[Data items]

+---+

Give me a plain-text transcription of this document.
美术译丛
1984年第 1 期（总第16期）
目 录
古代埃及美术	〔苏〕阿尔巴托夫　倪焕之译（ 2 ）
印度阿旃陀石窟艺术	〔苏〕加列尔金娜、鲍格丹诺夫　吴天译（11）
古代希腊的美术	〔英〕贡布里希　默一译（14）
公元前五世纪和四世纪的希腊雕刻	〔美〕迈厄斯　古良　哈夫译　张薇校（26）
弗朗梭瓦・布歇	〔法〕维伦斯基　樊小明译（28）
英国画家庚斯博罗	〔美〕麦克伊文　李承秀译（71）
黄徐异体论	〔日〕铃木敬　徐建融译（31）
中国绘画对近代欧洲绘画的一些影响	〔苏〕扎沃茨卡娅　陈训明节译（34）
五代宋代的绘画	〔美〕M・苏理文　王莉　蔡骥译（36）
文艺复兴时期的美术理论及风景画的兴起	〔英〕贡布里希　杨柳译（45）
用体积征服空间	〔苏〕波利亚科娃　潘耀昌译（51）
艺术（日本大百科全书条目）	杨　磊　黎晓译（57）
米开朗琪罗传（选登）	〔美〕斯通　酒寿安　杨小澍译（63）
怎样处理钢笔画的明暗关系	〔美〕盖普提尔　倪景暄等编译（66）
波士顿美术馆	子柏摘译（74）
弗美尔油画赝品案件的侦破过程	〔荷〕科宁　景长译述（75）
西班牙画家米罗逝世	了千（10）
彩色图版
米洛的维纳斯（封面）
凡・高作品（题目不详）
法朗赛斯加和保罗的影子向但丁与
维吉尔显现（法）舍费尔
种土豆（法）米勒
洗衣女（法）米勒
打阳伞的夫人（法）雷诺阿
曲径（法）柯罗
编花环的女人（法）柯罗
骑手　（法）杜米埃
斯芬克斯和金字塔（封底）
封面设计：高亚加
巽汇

+---+

(THE TASK): Output the entries verbatim.

(COMPLETED TASK):
Give me a plain-text transcription of this document.
美术译丛
1984年第 1 期（总第16期）
目 录
古代埃及美术	〔苏〕阿尔巴托夫　倪焕之译（ 2 ）
印度阿旃陀石窟艺术	〔苏〕加列尔金娜、鲍格丹诺夫　吴天译（11）
古代希腊的美术	〔英〕贡布里希　默一译（14）
公元前五世纪和四世纪的希腊雕刻	〔美〕迈厄斯　古良　哈夫译　张薇校（26）
弗朗梭瓦・布歇	〔法〕维伦斯基　樊小明译（28）
英国画家庚斯博罗	〔美〕麦克伊文　李承秀译（71）
黄徐异体论	〔日〕铃木敬　徐建融译（31）
中国绘画对近代欧洲绘画的一些影响	〔苏〕扎沃茨卡娅　陈训明节译（34）
五代宋代的绘画	〔美〕M・苏理文　王莉　蔡骥译（36）
文艺复兴时期的美术理论及风景画的兴起	〔英〕贡布里希　杨柳译（45）
用体积征服空间	〔苏〕波利亚科娃　潘耀昌译（51）
艺术（日本大百科全书条目）	杨　磊　黎晓译（57）
米开朗琪罗传（选登）	〔美〕斯通　酒寿安　杨小澍译（63）
怎样处理钢笔画的明暗关系	〔美〕盖普提尔　倪景暄等编译（66）
波士顿美术馆	子柏摘译（74）
弗美尔油画赝品案件的侦破过程	〔荷〕科宁　景长译述（75）
西班牙画家米罗逝世	了千（10）
彩色图版
米洛的维纳斯（封面）
凡・高作品（题目不详）
法朗赛斯加和保罗的影子向但丁与
维吉尔显现（法）舍费尔
种土豆（法）米勒
洗衣女（法）米勒
打阳伞的夫人（法）雷诺阿
曲径（法）柯罗
编花环的女人（法）柯罗
骑手　（法）杜米埃
斯芬克斯和金字塔（封底）
封面设计：高亚加
巽汇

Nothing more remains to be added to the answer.